## What the task requires:
Say how many lines hold the string "main"; please write nothing but the number.

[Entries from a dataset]
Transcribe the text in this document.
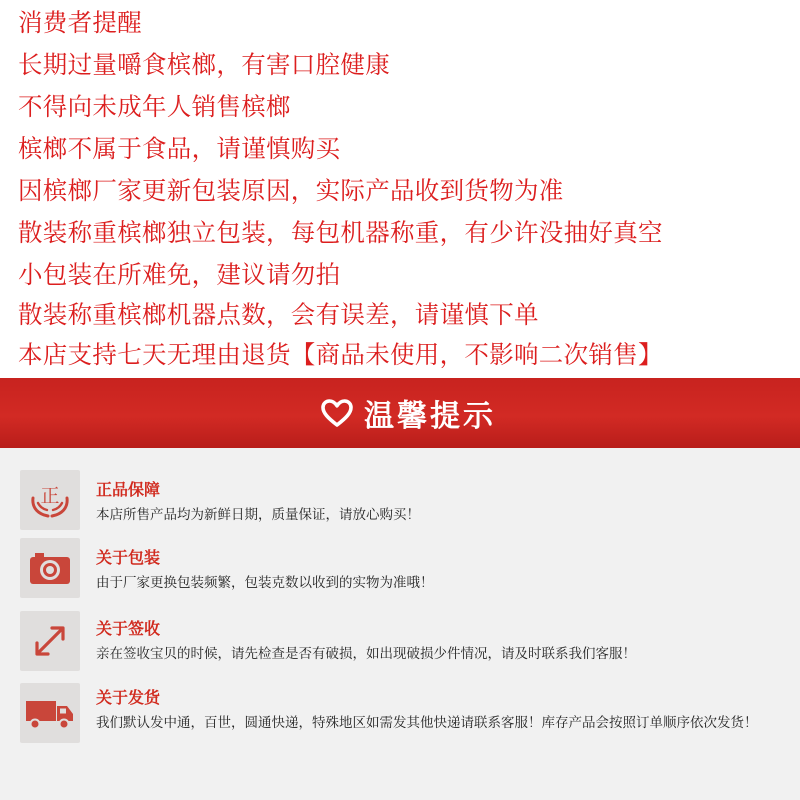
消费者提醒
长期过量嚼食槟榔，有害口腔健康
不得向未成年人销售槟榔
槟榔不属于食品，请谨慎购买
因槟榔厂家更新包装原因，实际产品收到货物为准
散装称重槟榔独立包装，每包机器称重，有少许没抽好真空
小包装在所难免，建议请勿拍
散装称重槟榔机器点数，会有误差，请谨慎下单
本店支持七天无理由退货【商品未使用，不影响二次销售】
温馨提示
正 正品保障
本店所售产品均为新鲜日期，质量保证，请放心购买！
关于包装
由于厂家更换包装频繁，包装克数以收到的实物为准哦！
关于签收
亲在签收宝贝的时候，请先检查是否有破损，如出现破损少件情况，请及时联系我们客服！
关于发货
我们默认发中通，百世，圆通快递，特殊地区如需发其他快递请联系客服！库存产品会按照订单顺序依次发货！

==

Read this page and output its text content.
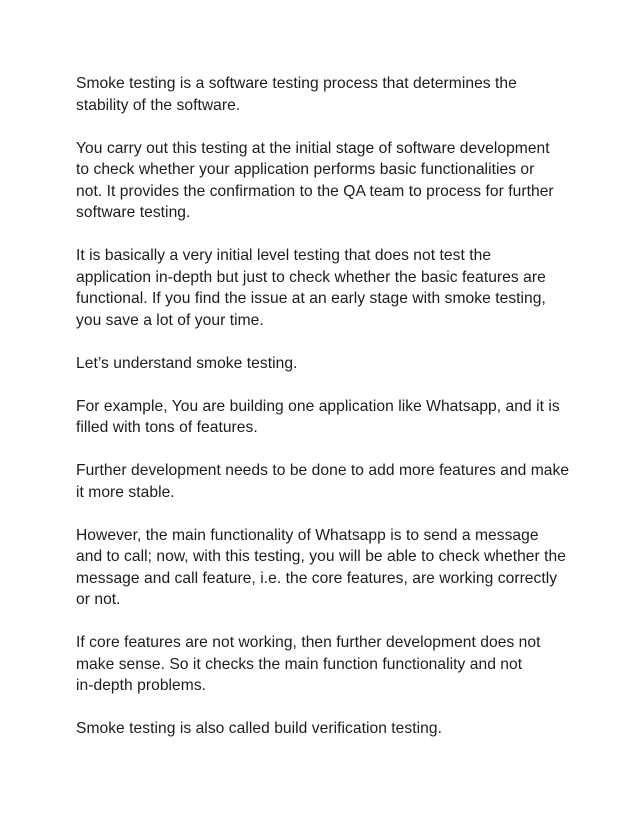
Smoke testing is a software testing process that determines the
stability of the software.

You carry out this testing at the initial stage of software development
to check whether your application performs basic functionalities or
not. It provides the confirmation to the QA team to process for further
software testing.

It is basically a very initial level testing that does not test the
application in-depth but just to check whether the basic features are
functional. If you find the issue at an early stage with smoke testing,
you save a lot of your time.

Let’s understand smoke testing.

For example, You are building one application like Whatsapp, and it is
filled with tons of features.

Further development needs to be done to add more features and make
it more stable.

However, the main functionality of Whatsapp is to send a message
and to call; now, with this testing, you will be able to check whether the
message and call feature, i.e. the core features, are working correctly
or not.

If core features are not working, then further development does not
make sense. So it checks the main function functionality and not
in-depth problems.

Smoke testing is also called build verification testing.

## Answer to this task:
2